--- Passage provided ---
-----

1. The Invention of the Steam-Drive

The first low pressure steam-drive was invented in 1765 by the Scottish engineer James Watt (1736–1812). Fact is, that Heron of Alexandria (around 60 AD) invented an early version of the steam turbine, but his “steamball”, named “Aeolopile”, served more as an amusement for the observer than any real mechanical purpose.

Generally the invention of the steamboat has been accredited to the American Robert Fulton. On his first trip on 7th August 1807, he actually made the journey up the Hudson River, from New York to Albany without the use of sails. His “Clemont” needed a full 32-hours to complete the 150-mile trip. Only a few weeks later, on 4th September, passengers started paying a fare, to be the first to experience a trip on Fultons “North River Steam Boat”.

Successful experiments with machine-driven ships had been carried out, before Fulton commercialised steam navigation. For example, the Frenchman Marquis de Jouffroy d’Addan, sailed down the Saône near Lyon, as early as 1776 using steam-drive. Names like James Rumsay, Samuel Morey or Robert Stevens should also be mentioned here.

The British are more likely to consider William Symington to be the true inventor of steam navigation. In March 1803 he built the “Charlotte Dundas”, the first general-purpose steamboat but he was not able to undertake further development for the purpose of commercial usage in his lifetime. Credit will probably still go to Robert Fulton as the inventor of the steamboat.

-----

--- Things to do ---
a - Please print the entries below word for word, beginning at their first line and stopping after the line that contains "write-reply-input[interactable]: Write a".
b - Carry on the passage about the invention of the steam-drive and the steamboat, starting after its last sentence.

--- Dataset records ---
-----

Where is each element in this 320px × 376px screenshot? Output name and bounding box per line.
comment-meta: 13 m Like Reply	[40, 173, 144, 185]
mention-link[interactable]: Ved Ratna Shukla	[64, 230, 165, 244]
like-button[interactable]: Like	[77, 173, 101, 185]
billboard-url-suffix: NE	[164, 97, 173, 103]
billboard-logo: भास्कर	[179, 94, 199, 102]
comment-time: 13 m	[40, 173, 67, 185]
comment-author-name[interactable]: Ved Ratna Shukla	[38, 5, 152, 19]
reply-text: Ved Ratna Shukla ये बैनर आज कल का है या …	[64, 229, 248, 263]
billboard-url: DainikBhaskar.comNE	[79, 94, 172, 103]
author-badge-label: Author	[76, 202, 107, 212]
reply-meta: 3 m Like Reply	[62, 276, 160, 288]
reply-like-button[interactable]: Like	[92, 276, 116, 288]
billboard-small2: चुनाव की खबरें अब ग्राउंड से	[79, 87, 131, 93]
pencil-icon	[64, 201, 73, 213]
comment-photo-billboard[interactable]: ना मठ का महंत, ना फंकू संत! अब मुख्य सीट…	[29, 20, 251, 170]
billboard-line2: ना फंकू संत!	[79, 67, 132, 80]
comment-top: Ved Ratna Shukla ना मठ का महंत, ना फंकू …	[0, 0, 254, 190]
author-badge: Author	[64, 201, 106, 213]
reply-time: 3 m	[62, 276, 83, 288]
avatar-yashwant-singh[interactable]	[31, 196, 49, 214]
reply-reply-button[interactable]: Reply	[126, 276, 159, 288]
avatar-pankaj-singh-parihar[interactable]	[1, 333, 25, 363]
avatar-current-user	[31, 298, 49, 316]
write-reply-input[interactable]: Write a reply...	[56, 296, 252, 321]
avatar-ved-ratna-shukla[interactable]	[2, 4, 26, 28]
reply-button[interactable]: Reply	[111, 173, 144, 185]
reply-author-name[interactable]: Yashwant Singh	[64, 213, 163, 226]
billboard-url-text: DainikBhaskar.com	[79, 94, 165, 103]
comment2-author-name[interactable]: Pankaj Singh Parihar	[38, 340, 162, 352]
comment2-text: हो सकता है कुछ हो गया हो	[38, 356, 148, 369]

-----

--- Answers to the exercises ---
a -
Where is each element in this 320px × 376px screenshot? Output name and bounding box per line.
comment-meta: 13 m Like Reply	[40, 173, 144, 185]
mention-link[interactable]: Ved Ratna Shukla	[64, 230, 165, 244]
like-button[interactable]: Like	[77, 173, 101, 185]
billboard-url-suffix: NE	[164, 97, 173, 103]
billboard-logo: भास्कर	[179, 94, 199, 102]
comment-time: 13 m	[40, 173, 67, 185]
comment-author-name[interactable]: Ved Ratna Shukla	[38, 5, 152, 19]
reply-text: Ved Ratna Shukla ये बैनर आज कल का है या …	[64, 229, 248, 263]
billboard-url: DainikBhaskar.comNE	[79, 94, 172, 103]
author-badge-label: Author	[76, 202, 107, 212]
reply-meta: 3 m Like Reply	[62, 276, 160, 288]
reply-like-button[interactable]: Like	[92, 276, 116, 288]
billboard-small2: चुनाव की खबरें अब ग्राउंड से	[79, 87, 131, 93]
pencil-icon	[64, 201, 73, 213]
comment-photo-billboard[interactable]: ना मठ का महंत, ना फंकू संत! अब मुख्य सीट…	[29, 20, 251, 170]
billboard-line2: ना फंकू संत!	[79, 67, 132, 80]
comment-top: Ved Ratna Shukla ना मठ का महंत, ना फंकू …	[0, 0, 254, 190]
author-badge: Author	[64, 201, 106, 213]
reply-time: 3 m	[62, 276, 83, 288]
avatar-yashwant-singh[interactable]	[31, 196, 49, 214]
reply-reply-button[interactable]: Reply	[126, 276, 159, 288]
avatar-pankaj-singh-parihar[interactable]	[1, 333, 25, 363]
avatar-current-user	[31, 298, 49, 316]
write-reply-input[interactable]: Write a reply...	[56, 296, 252, 321]

b -
2. The Steamers

The advantages of steam navigation compared to the usage of wind power are obvious: With conventional sailing methods you had to rely on favourable weather, whereas the steam machine enable navigation independent from the weather conditions, which the sailors had no way of influencing. It is understandable that the new technique quickly found a place in shipping. In the beginning of the 19th century, the construction of steam-powered vessels gained in importance.

The “Savannah” was the first steam-powered vessel to cross and recross the Atlantic Ocean in 1819.

After a five year building period, the “SS Great Britain”, constructed by Isambard K. Brunel, was launched in 1843. She was the “mother of all modern ships” and with a length of 98 metres, she was not only the largest but also the first iron hulled screw propeller-driven, steam-powered passenger liner to cross the Atlantic Ocean at the time. You can still visit this impressive sixmasted ship today. In 1970 the “SS Great Britain” was towed from the Falkland Islands back to her home harbour of Bristol, where she was lovingly restored and can now be admired as a symbol of Victorian splendour.

The “Great Eastern”, the biggest ship of her day, was launched in London in 1857. In 1866 the crew of this iron monster started a very special undertaking: the laying of the first transatlantic cable.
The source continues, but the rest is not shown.